§ SHORT EXERCISE
List all the lines in these records that hold "image".

^^^^^^^^^^^^^^^^

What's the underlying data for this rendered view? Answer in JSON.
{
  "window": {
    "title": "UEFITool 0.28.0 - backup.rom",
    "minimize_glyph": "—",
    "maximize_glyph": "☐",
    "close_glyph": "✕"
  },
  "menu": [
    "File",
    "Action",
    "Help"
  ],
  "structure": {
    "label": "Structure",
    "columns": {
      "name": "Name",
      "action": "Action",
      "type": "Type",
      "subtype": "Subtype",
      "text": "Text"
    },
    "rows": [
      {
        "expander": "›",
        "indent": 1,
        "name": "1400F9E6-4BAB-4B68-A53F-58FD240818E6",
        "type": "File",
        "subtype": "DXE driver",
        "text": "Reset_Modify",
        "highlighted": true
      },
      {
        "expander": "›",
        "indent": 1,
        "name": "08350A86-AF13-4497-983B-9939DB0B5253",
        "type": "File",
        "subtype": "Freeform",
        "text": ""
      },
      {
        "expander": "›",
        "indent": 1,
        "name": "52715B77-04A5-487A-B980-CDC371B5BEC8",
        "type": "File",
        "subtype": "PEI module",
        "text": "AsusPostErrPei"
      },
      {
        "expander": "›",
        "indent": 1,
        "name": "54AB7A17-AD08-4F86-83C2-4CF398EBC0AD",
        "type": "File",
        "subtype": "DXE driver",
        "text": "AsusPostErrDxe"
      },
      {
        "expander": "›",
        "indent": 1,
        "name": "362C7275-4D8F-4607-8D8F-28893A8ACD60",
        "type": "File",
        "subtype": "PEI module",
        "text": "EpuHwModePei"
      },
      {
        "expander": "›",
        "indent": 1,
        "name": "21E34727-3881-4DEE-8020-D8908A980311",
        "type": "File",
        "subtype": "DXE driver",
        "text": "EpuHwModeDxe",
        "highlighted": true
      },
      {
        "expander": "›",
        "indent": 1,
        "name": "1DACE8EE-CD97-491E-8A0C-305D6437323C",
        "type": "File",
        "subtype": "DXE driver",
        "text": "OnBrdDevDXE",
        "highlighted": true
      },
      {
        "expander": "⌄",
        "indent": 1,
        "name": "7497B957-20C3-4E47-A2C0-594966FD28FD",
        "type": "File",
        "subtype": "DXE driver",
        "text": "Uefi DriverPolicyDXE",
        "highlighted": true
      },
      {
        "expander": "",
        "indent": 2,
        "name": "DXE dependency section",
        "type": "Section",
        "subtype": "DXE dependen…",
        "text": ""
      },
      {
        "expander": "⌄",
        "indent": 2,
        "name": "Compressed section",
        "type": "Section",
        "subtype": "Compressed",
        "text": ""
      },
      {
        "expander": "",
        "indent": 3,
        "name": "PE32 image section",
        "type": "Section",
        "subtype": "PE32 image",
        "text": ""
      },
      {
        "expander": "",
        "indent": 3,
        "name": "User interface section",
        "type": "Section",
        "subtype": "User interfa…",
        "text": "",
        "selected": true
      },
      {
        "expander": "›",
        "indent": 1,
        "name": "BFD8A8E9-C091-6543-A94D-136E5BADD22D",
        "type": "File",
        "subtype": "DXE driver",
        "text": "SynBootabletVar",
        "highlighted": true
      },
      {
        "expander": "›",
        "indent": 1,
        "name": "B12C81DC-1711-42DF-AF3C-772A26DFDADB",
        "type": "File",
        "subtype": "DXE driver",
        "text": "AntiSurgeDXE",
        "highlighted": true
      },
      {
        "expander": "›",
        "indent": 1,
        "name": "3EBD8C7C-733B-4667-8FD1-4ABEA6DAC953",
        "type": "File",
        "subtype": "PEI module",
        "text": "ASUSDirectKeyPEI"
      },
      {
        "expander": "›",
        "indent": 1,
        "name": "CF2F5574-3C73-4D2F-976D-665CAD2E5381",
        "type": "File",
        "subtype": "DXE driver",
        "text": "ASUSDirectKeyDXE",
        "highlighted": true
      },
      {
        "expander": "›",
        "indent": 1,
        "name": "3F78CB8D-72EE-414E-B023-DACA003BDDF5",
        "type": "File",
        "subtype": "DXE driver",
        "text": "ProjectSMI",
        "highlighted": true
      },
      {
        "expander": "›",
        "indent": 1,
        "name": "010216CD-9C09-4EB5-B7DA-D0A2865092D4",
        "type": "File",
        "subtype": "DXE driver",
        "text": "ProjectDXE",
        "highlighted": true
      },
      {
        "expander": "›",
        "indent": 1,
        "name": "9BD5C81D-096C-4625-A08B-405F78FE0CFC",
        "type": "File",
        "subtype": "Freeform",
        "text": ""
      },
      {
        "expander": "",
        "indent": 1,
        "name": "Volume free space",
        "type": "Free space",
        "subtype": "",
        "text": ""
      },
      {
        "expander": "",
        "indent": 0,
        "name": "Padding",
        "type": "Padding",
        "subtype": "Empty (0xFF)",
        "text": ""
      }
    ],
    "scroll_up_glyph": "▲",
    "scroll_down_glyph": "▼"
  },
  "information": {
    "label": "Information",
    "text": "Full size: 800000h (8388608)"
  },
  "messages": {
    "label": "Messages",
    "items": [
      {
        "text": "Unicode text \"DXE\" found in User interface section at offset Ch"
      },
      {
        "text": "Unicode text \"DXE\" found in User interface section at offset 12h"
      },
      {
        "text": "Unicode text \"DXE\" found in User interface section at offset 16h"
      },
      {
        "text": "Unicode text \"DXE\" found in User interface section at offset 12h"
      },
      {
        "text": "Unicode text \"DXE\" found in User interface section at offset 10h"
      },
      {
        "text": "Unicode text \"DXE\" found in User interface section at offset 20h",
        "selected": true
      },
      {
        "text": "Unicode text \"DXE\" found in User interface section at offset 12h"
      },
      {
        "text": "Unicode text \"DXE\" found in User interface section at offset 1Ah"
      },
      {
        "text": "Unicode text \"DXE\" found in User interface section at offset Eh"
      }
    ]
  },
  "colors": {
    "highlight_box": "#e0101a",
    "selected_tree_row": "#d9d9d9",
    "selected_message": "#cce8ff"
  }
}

^^^^^^^^^^^^^^^^

§ WRITTEN ANSWER
        "name": "PE32 image section",
        "subtype": "PE32 image",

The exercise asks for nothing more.